# START OF DATA FOR THIS EXERCISE

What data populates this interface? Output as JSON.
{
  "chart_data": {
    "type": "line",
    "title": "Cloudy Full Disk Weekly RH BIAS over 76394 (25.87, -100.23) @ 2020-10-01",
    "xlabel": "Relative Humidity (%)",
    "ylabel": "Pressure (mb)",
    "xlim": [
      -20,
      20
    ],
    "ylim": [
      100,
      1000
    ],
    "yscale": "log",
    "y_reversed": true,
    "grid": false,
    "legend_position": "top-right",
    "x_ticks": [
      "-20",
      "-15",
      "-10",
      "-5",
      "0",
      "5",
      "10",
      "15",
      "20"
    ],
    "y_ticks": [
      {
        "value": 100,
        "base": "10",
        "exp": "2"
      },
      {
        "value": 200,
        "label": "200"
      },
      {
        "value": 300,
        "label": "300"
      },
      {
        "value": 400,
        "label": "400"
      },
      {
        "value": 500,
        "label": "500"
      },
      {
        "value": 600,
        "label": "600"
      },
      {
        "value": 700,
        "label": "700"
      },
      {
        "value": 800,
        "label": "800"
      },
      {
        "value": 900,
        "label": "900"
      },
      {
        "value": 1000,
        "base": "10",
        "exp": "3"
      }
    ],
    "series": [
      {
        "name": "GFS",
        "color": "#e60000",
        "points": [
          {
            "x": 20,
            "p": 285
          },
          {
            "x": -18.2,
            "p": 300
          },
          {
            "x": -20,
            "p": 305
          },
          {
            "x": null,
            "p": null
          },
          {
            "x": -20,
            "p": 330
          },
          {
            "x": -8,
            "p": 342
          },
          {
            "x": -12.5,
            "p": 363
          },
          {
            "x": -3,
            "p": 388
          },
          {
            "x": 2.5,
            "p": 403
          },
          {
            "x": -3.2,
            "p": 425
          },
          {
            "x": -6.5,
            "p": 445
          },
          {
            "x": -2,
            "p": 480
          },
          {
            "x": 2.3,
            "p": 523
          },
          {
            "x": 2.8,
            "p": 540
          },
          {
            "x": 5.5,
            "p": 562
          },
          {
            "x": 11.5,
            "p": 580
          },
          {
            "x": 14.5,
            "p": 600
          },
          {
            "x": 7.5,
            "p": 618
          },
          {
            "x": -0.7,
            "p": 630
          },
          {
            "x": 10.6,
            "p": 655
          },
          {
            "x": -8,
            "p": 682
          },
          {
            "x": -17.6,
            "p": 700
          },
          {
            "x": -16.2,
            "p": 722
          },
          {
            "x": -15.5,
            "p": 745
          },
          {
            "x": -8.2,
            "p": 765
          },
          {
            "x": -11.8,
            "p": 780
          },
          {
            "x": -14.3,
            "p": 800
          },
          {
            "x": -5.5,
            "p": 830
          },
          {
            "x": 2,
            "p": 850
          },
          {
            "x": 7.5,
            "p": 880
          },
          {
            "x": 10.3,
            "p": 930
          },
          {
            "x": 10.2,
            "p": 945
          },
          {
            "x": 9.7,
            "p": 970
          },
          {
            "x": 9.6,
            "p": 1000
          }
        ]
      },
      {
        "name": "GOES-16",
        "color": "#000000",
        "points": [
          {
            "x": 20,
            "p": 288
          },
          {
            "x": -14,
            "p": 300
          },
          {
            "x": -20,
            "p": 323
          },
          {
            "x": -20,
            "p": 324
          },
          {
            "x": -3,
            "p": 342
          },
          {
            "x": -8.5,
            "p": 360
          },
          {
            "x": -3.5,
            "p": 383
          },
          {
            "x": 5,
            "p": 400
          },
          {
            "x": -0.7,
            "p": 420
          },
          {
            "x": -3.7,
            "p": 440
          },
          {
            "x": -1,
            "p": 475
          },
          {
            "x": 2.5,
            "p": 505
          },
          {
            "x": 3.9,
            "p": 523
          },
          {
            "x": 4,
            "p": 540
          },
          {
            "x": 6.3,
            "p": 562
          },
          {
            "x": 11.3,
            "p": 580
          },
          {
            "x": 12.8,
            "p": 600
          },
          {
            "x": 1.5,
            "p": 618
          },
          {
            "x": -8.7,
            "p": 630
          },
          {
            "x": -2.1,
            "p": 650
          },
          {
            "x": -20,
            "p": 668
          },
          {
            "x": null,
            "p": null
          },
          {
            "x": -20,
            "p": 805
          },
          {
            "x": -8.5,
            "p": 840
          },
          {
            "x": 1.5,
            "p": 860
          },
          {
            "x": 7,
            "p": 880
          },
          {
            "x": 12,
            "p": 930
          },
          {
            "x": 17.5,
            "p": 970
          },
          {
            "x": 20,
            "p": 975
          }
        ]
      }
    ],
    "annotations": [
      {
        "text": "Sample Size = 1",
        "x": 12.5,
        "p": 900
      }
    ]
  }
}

# END OF DATA FOR THIS EXERCISE

• WHAT IS BEING ASKED: Please copy out each record, character for character.

• RESPONSE:
What data populates this interface? Output as JSON.
{
  "chart_data": {
    "type": "line",
    "title": "Cloudy Full Disk Weekly RH BIAS over 76394 (25.87, -100.23) @ 2020-10-01",
    "xlabel": "Relative Humidity (%)",
    "ylabel": "Pressure (mb)",
    "xlim": [
      -20,
      20
    ],
    "ylim": [
      100,
      1000
    ],
    "yscale": "log",
    "y_reversed": true,
    "grid": false,
    "legend_position": "top-right",
    "x_ticks": [
      "-20",
      "-15",
      "-10",
      "-5",
      "0",
      "5",
      "10",
      "15",
      "20"
    ],
    "y_ticks": [
      {
        "value": 100,
        "base": "10",
        "exp": "2"
      },
      {
        "value": 200,
        "label": "200"
      },
      {
        "value": 300,
        "label": "300"
      },
      {
        "value": 400,
        "label": "400"
      },
      {
        "value": 500,
        "label": "500"
      },
      {
        "value": 600,
        "label": "600"
      },
      {
        "value": 700,
        "label": "700"
      },
      {
        "value": 800,
        "label": "800"
      },
      {
        "value": 900,
        "label": "900"
      },
      {
        "value": 1000,
        "base": "10",
        "exp": "3"
      }
    ],
    "series": [
      {
        "name": "GFS",
        "color": "#e60000",
        "points": [
          {
            "x": 20,
            "p": 285
          },
          {
            "x": -18.2,
            "p": 300
          },
          {
            "x": -20,
            "p": 305
          },
          {
            "x": null,
            "p": null
          },
          {
            "x": -20,
            "p": 330
          },
          {
            "x": -8,
            "p": 342
          },
          {
            "x": -12.5,
            "p": 363
          },
          {
            "x": -3,
            "p": 388
          },
          {
            "x": 2.5,
            "p": 403
          },
          {
            "x": -3.2,
            "p": 425
          },
          {
            "x": -6.5,
            "p": 445
          },
          {
            "x": -2,
            "p": 480
          },
          {
            "x": 2.3,
            "p": 523
          },
          {
            "x": 2.8,
            "p": 540
          },
          {
            "x": 5.5,
            "p": 562
          },
          {
            "x": 11.5,
            "p": 580
          },
          {
            "x": 14.5,
            "p": 600
          },
          {
            "x": 7.5,
            "p": 618
          },
          {
            "x": -0.7,
            "p": 630
          },
          {
            "x": 10.6,
            "p": 655
          },
          {
            "x": -8,
            "p": 682
          },
          {
            "x": -17.6,
            "p": 700
          },
          {
            "x": -16.2,
            "p": 722
          },
          {
            "x": -15.5,
            "p": 745
          },
          {
            "x": -8.2,
            "p": 765
          },
          {
            "x": -11.8,
            "p": 780
          },
          {
            "x": -14.3,
            "p": 800
          },
          {
            "x": -5.5,
            "p": 830
          },
          {
            "x": 2,
            "p": 850
          },
          {
            "x": 7.5,
            "p": 880
          },
          {
            "x": 10.3,
            "p": 930
          },
          {
            "x": 10.2,
            "p": 945
          },
          {
            "x": 9.7,
            "p": 970
          },
          {
            "x": 9.6,
            "p": 1000
          }
        ]
      },
      {
        "name": "GOES-16",
        "color": "#000000",
        "points": [
          {
            "x": 20,
            "p": 288
          },
          {
            "x": -14,
            "p": 300
          },
          {
            "x": -20,
            "p": 323
          },
          {
            "x": -20,
            "p": 324
          },
          {
            "x": -3,
            "p": 342
          },
          {
            "x": -8.5,
            "p": 360
          },
          {
            "x": -3.5,
            "p": 383
          },
          {
            "x": 5,
            "p": 400
          },
          {
            "x": -0.7,
            "p": 420
          },
          {
            "x": -3.7,
            "p": 440
          },
          {
            "x": -1,
            "p": 475
          },
          {
            "x": 2.5,
            "p": 505
          },
          {
            "x": 3.9,
            "p": 523
          },
          {
            "x": 4,
            "p": 540
          },
          {
            "x": 6.3,
            "p": 562
          },
          {
            "x": 11.3,
            "p": 580
          },
          {
            "x": 12.8,
            "p": 600
          },
          {
            "x": 1.5,
            "p": 618
          },
          {
            "x": -8.7,
            "p": 630
          },
          {
            "x": -2.1,
            "p": 650
          },
          {
            "x": -20,
            "p": 668
          },
          {
            "x": null,
            "p": null
          },
          {
            "x": -20,
            "p": 805
          },
          {
            "x": -8.5,
            "p": 840
          },
          {
            "x": 1.5,
            "p": 860
          },
          {
            "x": 7,
            "p": 880
          },
          {
            "x": 12,
            "p": 930
          },
          {
            "x": 17.5,
            "p": 970
          },
          {
            "x": 20,
            "p": 975
          }
        ]
      }
    ],
    "annotations": [
      {
        "text": "Sample Size = 1",
        "x": 12.5,
        "p": 900
      }
    ]
  }
}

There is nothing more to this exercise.